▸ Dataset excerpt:
####
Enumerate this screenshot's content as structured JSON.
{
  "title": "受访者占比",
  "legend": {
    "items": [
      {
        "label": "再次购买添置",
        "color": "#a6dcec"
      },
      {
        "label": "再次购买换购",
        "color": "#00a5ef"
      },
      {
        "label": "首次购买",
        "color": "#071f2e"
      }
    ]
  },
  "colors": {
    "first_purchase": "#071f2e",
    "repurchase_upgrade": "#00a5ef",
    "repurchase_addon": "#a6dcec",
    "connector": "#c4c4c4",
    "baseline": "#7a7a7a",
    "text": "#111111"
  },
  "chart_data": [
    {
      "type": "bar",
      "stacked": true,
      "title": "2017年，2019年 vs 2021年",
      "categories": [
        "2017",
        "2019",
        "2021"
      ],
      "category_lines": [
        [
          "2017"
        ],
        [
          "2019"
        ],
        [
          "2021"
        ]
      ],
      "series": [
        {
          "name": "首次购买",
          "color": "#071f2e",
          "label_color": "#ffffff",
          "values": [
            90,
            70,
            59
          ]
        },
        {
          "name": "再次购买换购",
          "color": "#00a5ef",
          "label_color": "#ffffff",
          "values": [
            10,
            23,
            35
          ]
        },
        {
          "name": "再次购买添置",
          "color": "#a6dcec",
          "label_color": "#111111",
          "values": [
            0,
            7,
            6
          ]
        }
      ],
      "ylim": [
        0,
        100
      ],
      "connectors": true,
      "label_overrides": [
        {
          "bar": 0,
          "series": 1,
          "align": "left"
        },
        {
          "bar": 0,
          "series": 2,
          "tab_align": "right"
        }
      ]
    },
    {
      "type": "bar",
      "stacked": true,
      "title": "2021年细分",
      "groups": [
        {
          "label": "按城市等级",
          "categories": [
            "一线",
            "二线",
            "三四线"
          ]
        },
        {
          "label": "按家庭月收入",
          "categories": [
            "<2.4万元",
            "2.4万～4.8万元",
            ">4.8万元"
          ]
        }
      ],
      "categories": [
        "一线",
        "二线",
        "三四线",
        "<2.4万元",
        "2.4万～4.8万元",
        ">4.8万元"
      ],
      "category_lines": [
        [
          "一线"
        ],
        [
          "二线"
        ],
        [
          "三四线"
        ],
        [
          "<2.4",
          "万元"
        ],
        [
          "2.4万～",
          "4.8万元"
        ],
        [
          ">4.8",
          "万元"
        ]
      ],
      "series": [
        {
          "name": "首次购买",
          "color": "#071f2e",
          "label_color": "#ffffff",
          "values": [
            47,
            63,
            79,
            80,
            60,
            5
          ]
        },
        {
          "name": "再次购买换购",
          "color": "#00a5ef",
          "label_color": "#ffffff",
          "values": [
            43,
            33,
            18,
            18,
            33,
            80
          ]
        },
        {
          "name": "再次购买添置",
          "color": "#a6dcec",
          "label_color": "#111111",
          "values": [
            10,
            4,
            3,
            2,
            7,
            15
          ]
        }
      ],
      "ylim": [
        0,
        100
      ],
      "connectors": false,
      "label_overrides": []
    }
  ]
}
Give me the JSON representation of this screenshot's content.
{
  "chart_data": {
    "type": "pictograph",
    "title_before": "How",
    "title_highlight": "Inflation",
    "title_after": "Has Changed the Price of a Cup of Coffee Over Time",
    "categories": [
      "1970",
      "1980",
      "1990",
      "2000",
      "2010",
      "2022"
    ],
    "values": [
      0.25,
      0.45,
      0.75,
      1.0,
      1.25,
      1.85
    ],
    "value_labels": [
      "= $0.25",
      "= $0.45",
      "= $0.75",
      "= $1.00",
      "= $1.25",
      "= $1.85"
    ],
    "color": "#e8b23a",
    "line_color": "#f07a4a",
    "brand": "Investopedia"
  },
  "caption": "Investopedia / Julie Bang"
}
####
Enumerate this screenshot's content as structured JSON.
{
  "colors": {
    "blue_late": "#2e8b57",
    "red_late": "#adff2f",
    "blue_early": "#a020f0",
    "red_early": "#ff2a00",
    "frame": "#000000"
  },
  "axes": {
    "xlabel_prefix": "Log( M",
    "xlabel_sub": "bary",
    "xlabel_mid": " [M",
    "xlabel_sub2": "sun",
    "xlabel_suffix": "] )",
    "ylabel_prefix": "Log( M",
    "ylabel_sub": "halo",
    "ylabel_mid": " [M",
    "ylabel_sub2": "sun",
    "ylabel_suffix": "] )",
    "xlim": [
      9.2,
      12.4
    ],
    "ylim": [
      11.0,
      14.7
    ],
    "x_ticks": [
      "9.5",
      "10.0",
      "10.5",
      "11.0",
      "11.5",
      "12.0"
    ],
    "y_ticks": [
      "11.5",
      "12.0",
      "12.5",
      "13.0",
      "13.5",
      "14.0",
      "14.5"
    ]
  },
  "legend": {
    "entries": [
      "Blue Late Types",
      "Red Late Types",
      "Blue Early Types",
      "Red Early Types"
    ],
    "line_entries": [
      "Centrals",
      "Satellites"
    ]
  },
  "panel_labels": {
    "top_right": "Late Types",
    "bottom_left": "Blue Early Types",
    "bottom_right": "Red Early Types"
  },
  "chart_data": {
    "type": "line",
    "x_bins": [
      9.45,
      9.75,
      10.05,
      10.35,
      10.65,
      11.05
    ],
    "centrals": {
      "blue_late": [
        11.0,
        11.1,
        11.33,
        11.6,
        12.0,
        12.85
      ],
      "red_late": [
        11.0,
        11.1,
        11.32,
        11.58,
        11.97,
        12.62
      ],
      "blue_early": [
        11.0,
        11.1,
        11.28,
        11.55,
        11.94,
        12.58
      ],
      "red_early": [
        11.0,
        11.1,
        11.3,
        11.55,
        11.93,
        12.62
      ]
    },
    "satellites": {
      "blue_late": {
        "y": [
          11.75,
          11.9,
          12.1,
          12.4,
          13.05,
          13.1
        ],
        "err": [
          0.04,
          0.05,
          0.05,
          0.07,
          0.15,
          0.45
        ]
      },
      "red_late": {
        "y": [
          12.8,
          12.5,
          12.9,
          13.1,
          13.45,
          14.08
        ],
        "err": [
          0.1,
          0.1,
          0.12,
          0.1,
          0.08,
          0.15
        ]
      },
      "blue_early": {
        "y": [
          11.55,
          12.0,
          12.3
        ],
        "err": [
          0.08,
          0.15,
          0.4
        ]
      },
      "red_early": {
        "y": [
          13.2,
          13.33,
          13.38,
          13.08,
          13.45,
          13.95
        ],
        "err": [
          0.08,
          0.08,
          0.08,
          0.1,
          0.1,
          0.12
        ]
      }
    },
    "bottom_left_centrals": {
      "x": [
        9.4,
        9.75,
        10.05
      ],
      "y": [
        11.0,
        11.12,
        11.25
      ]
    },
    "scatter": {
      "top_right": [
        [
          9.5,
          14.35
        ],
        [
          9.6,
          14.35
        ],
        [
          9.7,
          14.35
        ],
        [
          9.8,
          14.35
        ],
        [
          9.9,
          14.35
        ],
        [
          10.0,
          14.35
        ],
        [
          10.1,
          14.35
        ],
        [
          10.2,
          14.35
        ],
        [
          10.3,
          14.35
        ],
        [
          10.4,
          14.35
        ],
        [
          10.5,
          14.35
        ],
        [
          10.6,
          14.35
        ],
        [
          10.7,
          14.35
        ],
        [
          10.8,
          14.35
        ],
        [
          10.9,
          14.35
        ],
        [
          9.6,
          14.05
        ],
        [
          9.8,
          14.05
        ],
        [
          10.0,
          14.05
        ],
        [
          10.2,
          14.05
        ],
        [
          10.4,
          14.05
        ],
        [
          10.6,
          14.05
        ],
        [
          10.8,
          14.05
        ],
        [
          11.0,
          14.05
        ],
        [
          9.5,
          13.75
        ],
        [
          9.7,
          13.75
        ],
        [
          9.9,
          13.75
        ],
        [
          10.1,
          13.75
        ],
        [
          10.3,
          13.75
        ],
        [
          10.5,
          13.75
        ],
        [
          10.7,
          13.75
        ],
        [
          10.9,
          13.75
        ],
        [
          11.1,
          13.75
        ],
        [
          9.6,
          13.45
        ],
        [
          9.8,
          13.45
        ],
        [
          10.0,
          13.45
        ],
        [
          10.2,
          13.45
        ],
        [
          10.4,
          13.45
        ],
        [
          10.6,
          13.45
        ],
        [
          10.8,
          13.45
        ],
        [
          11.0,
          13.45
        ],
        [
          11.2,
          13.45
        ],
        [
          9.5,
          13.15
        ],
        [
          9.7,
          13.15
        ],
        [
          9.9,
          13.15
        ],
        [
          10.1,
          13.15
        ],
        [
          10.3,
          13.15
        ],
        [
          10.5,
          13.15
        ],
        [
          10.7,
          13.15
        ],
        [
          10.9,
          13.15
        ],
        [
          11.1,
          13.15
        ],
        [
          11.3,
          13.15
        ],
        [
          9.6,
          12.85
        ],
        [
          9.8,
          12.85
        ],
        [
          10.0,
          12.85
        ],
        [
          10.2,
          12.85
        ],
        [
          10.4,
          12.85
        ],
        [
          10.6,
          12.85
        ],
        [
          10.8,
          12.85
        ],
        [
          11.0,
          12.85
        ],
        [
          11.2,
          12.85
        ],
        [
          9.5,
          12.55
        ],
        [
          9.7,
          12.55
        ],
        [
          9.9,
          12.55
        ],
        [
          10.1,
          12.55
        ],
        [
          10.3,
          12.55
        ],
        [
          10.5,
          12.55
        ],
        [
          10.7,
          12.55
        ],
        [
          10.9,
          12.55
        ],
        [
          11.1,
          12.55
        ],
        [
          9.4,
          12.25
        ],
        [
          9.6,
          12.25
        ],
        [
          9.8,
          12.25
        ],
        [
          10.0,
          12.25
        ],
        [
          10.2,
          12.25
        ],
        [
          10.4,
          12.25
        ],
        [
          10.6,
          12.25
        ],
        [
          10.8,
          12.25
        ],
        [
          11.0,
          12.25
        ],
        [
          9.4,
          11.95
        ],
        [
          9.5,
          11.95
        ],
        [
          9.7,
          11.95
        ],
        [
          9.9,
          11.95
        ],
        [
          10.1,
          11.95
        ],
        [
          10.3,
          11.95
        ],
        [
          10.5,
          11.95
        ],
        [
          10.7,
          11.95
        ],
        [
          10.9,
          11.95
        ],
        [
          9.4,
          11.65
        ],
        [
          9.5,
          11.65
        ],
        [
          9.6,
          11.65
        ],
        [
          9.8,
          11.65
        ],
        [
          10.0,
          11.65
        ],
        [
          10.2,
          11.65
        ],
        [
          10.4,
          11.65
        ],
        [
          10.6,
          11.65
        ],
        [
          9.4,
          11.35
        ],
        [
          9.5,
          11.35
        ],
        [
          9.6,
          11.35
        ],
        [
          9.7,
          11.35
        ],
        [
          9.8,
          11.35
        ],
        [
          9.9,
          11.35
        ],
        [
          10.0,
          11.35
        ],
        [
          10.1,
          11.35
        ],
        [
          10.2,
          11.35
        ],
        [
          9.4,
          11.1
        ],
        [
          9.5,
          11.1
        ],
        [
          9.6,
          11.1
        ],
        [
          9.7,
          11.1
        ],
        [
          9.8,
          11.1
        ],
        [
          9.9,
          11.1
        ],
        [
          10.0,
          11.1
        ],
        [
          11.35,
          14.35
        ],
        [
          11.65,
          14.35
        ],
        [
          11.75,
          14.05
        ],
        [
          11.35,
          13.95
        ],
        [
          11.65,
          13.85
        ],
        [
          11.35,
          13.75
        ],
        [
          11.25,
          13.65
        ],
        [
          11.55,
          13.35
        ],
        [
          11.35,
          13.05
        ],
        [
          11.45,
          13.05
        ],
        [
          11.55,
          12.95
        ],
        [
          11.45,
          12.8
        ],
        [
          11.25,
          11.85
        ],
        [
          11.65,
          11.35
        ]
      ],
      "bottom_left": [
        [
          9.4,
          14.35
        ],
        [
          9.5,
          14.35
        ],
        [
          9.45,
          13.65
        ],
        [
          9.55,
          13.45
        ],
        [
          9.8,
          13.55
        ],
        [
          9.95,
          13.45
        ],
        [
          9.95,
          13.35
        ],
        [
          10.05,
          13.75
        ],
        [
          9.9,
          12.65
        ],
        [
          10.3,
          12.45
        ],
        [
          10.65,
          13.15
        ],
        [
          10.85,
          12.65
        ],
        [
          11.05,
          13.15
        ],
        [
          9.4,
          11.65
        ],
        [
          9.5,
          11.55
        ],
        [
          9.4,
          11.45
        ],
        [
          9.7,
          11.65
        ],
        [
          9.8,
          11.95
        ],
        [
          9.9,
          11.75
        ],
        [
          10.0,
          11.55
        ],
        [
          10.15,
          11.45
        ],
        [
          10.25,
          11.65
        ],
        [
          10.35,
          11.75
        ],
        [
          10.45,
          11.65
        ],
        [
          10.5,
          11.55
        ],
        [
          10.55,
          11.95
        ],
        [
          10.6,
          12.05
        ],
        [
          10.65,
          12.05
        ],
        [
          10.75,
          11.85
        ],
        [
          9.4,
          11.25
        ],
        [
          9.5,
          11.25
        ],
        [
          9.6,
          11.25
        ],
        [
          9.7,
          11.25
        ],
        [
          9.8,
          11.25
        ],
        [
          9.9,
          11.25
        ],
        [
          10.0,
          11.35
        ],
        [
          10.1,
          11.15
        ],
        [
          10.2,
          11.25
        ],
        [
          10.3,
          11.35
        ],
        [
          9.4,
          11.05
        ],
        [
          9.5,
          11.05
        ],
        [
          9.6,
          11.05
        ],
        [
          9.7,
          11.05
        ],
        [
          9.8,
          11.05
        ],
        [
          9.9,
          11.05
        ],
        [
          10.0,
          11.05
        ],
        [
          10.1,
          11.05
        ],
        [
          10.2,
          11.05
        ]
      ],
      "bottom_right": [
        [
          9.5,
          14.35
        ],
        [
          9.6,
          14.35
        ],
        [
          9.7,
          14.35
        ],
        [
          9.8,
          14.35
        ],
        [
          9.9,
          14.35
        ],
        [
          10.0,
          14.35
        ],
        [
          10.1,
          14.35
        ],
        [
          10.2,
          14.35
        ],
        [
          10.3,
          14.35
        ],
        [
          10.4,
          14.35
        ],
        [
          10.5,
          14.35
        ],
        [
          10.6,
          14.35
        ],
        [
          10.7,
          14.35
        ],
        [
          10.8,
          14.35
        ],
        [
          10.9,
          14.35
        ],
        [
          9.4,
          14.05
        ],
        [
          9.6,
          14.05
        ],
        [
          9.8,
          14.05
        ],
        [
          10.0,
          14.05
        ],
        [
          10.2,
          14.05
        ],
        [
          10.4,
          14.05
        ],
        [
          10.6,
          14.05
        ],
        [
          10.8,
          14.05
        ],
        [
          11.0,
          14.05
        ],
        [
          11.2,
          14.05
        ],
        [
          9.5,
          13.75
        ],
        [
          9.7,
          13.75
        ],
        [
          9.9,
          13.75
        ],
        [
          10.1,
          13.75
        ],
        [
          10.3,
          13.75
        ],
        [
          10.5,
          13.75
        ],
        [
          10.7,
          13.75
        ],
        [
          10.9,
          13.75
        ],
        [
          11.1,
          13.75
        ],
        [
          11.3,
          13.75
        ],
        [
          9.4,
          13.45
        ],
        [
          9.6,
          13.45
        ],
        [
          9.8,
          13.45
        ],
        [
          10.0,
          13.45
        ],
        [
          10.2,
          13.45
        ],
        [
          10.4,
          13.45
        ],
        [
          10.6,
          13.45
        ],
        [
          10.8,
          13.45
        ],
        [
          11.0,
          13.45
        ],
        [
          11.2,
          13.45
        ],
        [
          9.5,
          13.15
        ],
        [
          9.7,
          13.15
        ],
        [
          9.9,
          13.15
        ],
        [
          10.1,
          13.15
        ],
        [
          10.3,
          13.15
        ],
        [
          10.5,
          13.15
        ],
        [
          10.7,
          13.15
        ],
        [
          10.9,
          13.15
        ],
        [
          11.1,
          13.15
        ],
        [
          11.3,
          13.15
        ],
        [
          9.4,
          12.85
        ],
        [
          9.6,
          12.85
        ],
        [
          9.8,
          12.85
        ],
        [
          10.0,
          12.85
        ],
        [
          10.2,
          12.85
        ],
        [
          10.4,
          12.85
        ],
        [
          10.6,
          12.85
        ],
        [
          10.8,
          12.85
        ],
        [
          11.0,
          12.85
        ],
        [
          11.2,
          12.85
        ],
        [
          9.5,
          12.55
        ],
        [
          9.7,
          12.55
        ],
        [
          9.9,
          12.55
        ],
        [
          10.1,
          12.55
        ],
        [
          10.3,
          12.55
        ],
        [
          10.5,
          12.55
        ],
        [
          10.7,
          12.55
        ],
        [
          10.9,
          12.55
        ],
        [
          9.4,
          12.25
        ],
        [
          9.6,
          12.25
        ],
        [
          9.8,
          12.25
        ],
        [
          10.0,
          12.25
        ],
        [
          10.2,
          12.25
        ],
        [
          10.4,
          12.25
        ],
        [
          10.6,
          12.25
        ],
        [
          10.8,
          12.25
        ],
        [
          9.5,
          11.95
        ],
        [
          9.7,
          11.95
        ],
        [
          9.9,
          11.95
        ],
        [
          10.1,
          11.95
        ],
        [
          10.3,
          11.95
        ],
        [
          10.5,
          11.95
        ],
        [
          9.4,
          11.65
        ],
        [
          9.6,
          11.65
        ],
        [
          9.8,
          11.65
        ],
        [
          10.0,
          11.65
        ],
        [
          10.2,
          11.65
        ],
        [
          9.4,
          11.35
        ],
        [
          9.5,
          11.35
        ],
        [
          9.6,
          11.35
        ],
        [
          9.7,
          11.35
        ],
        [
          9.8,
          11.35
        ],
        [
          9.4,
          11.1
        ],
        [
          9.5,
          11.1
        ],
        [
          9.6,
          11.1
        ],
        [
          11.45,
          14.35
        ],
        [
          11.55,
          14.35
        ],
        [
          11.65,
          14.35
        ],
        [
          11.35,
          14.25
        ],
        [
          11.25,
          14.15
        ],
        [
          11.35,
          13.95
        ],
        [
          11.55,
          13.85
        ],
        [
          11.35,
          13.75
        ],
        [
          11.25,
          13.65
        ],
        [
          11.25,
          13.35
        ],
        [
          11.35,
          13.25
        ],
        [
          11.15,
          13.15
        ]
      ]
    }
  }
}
####
Only a number is wanted: how many lines of the material above hold "Types"?

7